_DOCUMENT TEXT_.

Dig down and down, then suddenly start digging sideways and sideways.
When we think we're under the mill, start digging upwards. God willing, we'll be in the mill.
Or else in Australia (!)
I think you're in the realms of fantasy again, Jones.
Realms of fantasy! He's playing with fire, you know. I control his meat.
I have an idea, sir. There was a play of Shakespeare's
and there was some sort of king who invited his troops to dress up as bushes
-so that they could move across the open ground in order to attack the castle.
-Yes? Dressed as bushes?
-As bushes, yes.
-A very good idea.
-Will you be long, verger?
-The state you leave the place in is a disgrace!
Well, you're getting on my nerves,
creeping about looking miserable.
This is my normal expression! You can't be a verger with a funny face!
You seem to have managed all right!
Dirt! That's what they treat me like - dirt!
Sorry, gentlemen. Where were we up to?
Get one of us inside a dummy log, then we can float down the river to the mill.
-That's rather a good idea, Walker. But someone would have to push the log.
-Someone in a diving-suit.
That's absurd! Who's got a diving-suit?
-You have? How did you come by that?
I was in the South Seas with my friend, Willie, diving for pearls.
One day, he was down below doing the job
and I was up on deck with the native boys, workin' the pumps.
Suddenly, I felt four pulls on his life-line. That means "haul me up!"
I looked down - the sea was so clear -
and there was Willie fightin' for his life with a giant squid.

_RECORDS FOR PROCESSING_.
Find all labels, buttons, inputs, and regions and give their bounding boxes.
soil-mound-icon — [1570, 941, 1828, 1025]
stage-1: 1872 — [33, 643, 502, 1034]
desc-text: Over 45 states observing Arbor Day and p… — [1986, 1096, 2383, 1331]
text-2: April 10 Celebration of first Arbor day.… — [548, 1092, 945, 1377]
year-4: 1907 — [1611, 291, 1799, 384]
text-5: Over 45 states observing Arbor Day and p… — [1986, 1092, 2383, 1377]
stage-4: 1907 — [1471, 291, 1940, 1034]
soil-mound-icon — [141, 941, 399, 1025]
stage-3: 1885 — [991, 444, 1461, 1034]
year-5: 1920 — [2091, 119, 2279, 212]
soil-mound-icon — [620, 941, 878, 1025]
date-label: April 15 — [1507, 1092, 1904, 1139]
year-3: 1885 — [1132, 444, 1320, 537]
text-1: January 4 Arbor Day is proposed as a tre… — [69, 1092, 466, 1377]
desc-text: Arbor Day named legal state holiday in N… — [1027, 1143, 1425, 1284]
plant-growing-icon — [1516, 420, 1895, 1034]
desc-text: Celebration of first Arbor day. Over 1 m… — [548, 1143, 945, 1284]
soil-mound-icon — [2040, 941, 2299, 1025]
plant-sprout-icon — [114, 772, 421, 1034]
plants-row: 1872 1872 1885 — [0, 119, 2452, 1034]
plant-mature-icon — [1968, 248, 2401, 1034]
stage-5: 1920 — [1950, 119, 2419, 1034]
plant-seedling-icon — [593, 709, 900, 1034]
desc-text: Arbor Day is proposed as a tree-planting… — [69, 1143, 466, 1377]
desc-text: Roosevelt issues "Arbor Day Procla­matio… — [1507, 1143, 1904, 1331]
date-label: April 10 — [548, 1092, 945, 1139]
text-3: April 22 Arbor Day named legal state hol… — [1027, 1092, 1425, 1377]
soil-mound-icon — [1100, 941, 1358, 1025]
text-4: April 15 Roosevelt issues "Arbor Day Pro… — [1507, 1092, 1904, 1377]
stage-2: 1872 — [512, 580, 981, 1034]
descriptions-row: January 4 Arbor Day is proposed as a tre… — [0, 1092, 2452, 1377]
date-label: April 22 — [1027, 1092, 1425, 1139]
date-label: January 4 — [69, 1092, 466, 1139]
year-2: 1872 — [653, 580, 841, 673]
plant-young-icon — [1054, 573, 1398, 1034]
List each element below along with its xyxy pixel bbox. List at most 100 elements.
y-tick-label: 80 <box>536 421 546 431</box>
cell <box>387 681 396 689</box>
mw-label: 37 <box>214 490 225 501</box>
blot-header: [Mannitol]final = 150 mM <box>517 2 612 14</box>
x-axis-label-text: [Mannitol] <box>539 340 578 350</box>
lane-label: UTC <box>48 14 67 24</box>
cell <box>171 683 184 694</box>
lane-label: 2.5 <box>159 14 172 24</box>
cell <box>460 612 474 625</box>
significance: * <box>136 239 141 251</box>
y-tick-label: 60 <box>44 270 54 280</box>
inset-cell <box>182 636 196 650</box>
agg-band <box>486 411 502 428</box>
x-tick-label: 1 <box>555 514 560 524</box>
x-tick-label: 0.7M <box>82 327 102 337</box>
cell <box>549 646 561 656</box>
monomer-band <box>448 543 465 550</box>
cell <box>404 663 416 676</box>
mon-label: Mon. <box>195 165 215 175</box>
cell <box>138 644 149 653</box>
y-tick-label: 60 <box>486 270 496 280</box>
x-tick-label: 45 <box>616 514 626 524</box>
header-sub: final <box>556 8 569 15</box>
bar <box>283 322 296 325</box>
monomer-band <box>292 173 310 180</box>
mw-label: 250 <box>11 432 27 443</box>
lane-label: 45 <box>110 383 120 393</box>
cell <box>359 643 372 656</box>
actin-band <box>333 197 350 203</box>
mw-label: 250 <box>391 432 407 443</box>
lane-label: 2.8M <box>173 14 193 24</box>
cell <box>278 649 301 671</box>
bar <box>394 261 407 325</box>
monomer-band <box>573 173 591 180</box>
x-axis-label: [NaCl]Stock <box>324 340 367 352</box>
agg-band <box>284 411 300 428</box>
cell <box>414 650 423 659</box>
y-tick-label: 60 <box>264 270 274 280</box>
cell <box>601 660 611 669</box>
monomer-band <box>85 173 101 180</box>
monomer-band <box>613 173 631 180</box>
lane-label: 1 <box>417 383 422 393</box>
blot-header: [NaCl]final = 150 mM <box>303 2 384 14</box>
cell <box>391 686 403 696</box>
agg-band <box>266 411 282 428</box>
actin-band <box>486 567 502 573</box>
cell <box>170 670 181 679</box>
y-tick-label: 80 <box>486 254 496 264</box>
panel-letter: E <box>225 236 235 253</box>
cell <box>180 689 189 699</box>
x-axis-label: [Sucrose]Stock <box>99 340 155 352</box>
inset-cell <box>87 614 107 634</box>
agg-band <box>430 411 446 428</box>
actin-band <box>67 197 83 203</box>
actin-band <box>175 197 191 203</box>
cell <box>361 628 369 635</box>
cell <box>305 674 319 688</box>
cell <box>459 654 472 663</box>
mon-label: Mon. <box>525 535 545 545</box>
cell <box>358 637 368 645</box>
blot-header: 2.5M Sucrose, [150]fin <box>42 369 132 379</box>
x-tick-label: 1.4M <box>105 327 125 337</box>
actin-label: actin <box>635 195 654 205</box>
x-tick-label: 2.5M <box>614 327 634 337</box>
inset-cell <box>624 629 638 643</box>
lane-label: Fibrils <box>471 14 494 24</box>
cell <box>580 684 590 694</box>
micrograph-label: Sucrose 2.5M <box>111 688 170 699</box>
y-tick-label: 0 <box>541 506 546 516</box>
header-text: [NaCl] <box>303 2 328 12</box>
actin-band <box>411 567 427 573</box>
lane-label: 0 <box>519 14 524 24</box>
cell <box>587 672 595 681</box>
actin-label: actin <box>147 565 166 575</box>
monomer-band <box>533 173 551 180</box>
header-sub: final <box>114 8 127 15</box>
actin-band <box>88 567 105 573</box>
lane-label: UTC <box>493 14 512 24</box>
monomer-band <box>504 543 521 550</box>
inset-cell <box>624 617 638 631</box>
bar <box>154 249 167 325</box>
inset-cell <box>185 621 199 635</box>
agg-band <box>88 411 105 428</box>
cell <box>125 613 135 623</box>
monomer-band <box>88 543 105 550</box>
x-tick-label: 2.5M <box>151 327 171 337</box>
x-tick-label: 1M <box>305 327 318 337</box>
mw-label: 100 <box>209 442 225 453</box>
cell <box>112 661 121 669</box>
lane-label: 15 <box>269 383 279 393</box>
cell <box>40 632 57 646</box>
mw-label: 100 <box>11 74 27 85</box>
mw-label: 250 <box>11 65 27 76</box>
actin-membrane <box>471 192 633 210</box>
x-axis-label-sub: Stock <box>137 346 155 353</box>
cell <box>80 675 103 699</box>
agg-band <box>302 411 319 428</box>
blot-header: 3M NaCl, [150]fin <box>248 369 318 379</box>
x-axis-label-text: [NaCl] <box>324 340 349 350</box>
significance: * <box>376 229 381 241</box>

_TO-DO LIST_.
A – Print everything in the records from their first line down to the line containing "stage-5: 1920 — [1950, 119, 2419, 1034]", inclusive.
B – Continue the dialogue about reaching the mill from the point where it stops.
The dialogue and the records have no connection to each other.

_ANSWERS BY TASK_.
A –
Find all labels, buttons, inputs, and regions and give their bounding boxes.
soil-mound-icon — [1570, 941, 1828, 1025]
stage-1: 1872 — [33, 643, 502, 1034]
desc-text: Over 45 states observing Arbor Day and p… — [1986, 1096, 2383, 1331]
text-2: April 10 Celebration of first Arbor day.… — [548, 1092, 945, 1377]
year-4: 1907 — [1611, 291, 1799, 384]
text-5: Over 45 states observing Arbor Day and p… — [1986, 1092, 2383, 1377]
stage-4: 1907 — [1471, 291, 1940, 1034]
soil-mound-icon — [141, 941, 399, 1025]
stage-3: 1885 — [991, 444, 1461, 1034]
year-5: 1920 — [2091, 119, 2279, 212]
soil-mound-icon — [620, 941, 878, 1025]
date-label: April 15 — [1507, 1092, 1904, 1139]
year-3: 1885 — [1132, 444, 1320, 537]
text-1: January 4 Arbor Day is proposed as a tre… — [69, 1092, 466, 1377]
desc-text: Arbor Day named legal state holiday in N… — [1027, 1143, 1425, 1284]
plant-growing-icon — [1516, 420, 1895, 1034]
desc-text: Celebration of first Arbor day. Over 1 m… — [548, 1143, 945, 1284]
soil-mound-icon — [2040, 941, 2299, 1025]
plant-sprout-icon — [114, 772, 421, 1034]
plants-row: 1872 1872 1885 — [0, 119, 2452, 1034]
plant-mature-icon — [1968, 248, 2401, 1034]
stage-5: 1920 — [1950, 119, 2419, 1034]

B –
I never hesitated. I dived down and down into the depths
and I plunged my knife between those two HIDEOUS eyes.
My lungs were bursting, a red mist before my eyes! The sea was black wi' the inky liquid from the squid!
I gave the signal and they quickly pulled Willie up.
They got him on deck, unscrewed his helmet, and then...
then I realised they'd pulled him up too quickly! He was dying
from the dreaded bends.
I cradled him in my arms
and he gazed up at me and said, "Jock, look after my poor old mother.
"See that she gets all my property."
Well, all he had was his diving-suit and it was no use to her,
so I gave her ten bob and kept it!
Every time after that,
whenever I went down in that diving-helmet,
I could hear poor Willie's voice crying...
So, we take it you have a diving-suit, Fraser (!)
-Permission to speak, sir?
-I'll borrow the vicar's imitation log what he uses in his pantomime.
-He won't like that much.
Oh, I'm in charge of his meat, sir. He'd do anything for a bit of kidney!
Fine. We'll parade here tomorrow and discuss the plan in detail. That's all.
-Hello, who's there?
-It's me, Capt Square. The verger at Walmington-on-sea Parish Church.
-Ah, yes. Any news?
-Yes, sir. I know how they'll get into the mill - the same way Shakepeare did it.
-They'll dress up as bushes, creep into the crops, and then across the open ground.
-That old trick! Mainwaring must be slipping! Thanks for your help.
I'd do anything for you, sir. You're a gentleman. This lot treat me like dirt!
# Life is a melody never heard before... #
-Fine, thanks, sir.
-Right, we'll just run through the plan in detail again.
We are in the boathouse here and Fraser will push the log out into the open river.
Remaining underwater, he'll push the log along the river till he reaches the windmill. What then?
-When I reach the windmill, I give one tug on my life-line.
When Fraser does that, I shall give one warble on my bird-warbler.
-And what do you do then, Wilson?
-When you've done your warble,
-I shall start to create the first diversion.
When Sgt Wilson starts the first diversion, I'll help him with it.
-That's right. And then, Fraser?
-While the diversion is attracting the attention of the defenders,
I quickly tilt Jones, in the log, onto the bank.
-Excellent. Jones...? Where's Jones?
-He's dressing up as a log.
Hurry up! Shouldn't take all this time!
And here we have Betty...in a natty little one-piece woodland ensemble.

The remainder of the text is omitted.